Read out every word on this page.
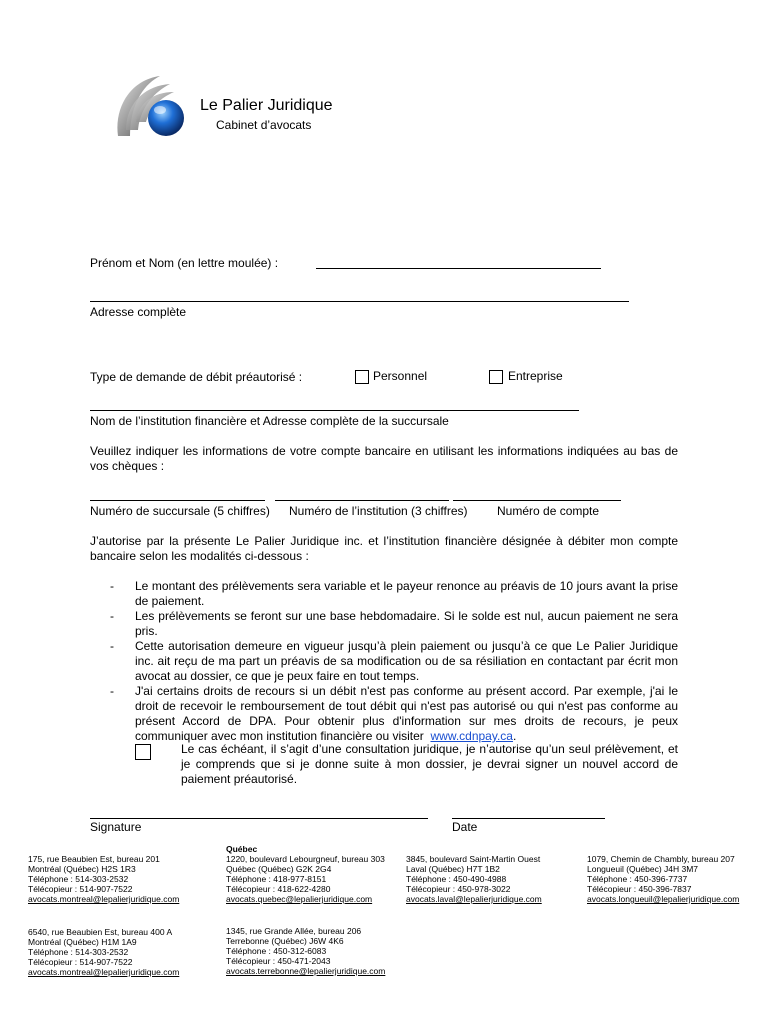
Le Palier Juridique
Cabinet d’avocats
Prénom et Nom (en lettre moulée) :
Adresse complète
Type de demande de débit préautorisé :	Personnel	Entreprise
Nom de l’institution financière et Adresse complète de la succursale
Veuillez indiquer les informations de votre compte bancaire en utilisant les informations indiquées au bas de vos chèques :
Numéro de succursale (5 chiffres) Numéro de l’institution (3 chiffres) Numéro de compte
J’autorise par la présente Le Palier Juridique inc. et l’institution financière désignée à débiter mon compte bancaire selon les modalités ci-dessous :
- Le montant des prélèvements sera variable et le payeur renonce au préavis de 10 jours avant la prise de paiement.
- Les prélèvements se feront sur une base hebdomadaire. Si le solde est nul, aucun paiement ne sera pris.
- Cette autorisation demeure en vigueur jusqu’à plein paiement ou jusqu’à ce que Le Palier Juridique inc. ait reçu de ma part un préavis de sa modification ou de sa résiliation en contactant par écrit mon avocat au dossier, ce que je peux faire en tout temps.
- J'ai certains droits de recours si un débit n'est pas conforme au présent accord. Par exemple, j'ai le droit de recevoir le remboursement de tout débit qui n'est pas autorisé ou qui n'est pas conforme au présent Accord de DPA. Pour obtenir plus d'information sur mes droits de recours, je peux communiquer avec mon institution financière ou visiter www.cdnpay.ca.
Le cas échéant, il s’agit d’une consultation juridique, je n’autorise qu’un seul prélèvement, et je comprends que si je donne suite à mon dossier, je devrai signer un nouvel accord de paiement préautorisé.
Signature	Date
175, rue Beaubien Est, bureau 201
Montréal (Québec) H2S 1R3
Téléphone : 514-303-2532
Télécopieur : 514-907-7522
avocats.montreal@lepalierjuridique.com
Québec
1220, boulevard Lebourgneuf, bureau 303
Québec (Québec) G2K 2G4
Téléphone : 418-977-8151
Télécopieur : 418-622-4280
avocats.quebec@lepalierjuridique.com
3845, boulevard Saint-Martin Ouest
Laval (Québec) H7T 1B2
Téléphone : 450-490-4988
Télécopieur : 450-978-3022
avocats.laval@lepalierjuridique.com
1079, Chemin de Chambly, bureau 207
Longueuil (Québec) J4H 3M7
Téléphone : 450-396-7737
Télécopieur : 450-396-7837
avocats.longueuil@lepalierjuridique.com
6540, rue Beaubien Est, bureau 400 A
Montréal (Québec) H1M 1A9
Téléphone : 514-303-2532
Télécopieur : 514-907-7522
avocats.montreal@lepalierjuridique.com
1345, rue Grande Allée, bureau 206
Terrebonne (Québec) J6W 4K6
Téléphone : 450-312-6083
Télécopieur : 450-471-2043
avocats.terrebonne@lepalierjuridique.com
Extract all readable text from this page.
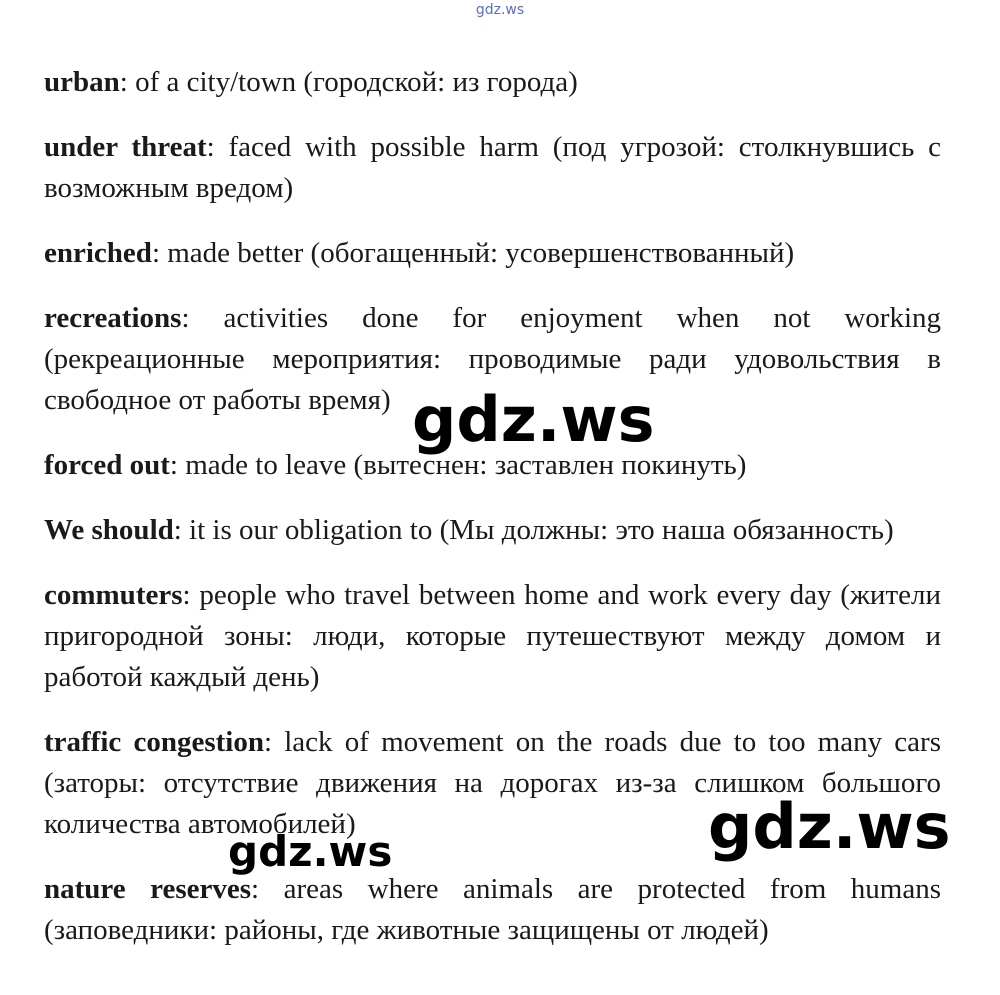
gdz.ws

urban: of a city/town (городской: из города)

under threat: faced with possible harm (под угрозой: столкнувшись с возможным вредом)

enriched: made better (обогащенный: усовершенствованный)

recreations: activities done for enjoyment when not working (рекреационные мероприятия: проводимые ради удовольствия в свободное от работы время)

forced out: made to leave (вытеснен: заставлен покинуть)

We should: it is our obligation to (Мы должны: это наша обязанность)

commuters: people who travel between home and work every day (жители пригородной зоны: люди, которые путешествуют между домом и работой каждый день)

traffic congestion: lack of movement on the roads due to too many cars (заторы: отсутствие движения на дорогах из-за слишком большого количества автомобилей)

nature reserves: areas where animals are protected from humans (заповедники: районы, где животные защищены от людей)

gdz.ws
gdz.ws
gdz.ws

*****

→ Request
Pictures don't belong in the copy. Transcribe every record exactly as it appears.

→ Task solution
Read out every word on this page.
Le Palier Juridique
Cabinet d’avocats
Prénom et Nom (en lettre moulée) :
Adresse complète
Type de demande de débit préautorisé :	Personnel	Entreprise
Nom de l’institution financière et Adresse complète de la succursale
Veuillez indiquer les informations de votre compte bancaire en utilisant les informations indiquées au bas de vos chèques :
Numéro de succursale (5 chiffres) Numéro de l’institution (3 chiffres) Numéro de compte
J’autorise par la présente Le Palier Juridique inc. et l’institution financière désignée à débiter mon compte bancaire selon les modalités ci-dessous :
- Le montant des prélèvements sera variable et le payeur renonce au préavis de 10 jours avant la prise de paiement.
- Les prélèvements se feront sur une base hebdomadaire. Si le solde est nul, aucun paiement ne sera pris.
- Cette autorisation demeure en vigueur jusqu’à plein paiement ou jusqu’à ce que Le Palier Juridique inc. ait reçu de ma part un préavis de sa modification ou de sa résiliation en contactant par écrit mon avocat au dossier, ce que je peux faire en tout temps.
- J'ai certains droits de recours si un débit n'est pas conforme au présent accord. Par exemple, j'ai le droit de recevoir le remboursement de tout débit qui n'est pas autorisé ou qui n'est pas conforme au présent Accord de DPA. Pour obtenir plus d'information sur mes droits de recours, je peux communiquer avec mon institution financière ou visiter www.cdnpay.ca.
Le cas échéant, il s’agit d’une consultation juridique, je n’autorise qu’un seul prélèvement, et je comprends que si je donne suite à mon dossier, je devrai signer un nouvel accord de paiement préautorisé.
Signature	Date
175, rue Beaubien Est, bureau 201
Montréal (Québec) H2S 1R3
Téléphone : 514-303-2532
Télécopieur : 514-907-7522
avocats.montreal@lepalierjuridique.com
Québec
1220, boulevard Lebourgneuf, bureau 303
Québec (Québec) G2K 2G4
Téléphone : 418-977-8151
Télécopieur : 418-622-4280
avocats.quebec@lepalierjuridique.com
3845, boulevard Saint-Martin Ouest
Laval (Québec) H7T 1B2
Téléphone : 450-490-4988
Télécopieur : 450-978-3022
avocats.laval@lepalierjuridique.com
1079, Chemin de Chambly, bureau 207
Longueuil (Québec) J4H 3M7
Téléphone : 450-396-7737
Télécopieur : 450-396-7837
avocats.longueuil@lepalierjuridique.com
6540, rue Beaubien Est, bureau 400 A
Montréal (Québec) H1M 1A9
Téléphone : 514-303-2532
Télécopieur : 514-907-7522
avocats.montreal@lepalierjuridique.com
1345, rue Grande Allée, bureau 206
Terrebonne (Québec) J6W 4K6
Téléphone : 450-312-6083
Télécopieur : 450-471-2043
avocats.terrebonne@lepalierjuridique.com
Extract all readable text from this page.
gdz.ws

urban: of a city/town (городской: из города)

under threat: faced with possible harm (под угрозой: столкнувшись с возможным вредом)

enriched: made better (обогащенный: усовершенствованный)

recreations: activities done for enjoyment when not working (рекреационные мероприятия: проводимые ради удовольствия в свободное от работы время)

forced out: made to leave (вытеснен: заставлен покинуть)

We should: it is our obligation to (Мы должны: это наша обязанность)

commuters: people who travel between home and work every day (жители пригородной зоны: люди, которые путешествуют между домом и работой каждый день)

traffic congestion: lack of movement on the roads due to too many cars (заторы: отсутствие движения на дорогах из-за слишком большого количества автомобилей)

nature reserves: areas where animals are protected from humans (заповедники: районы, где животные защищены от людей)

gdz.ws
gdz.ws
gdz.ws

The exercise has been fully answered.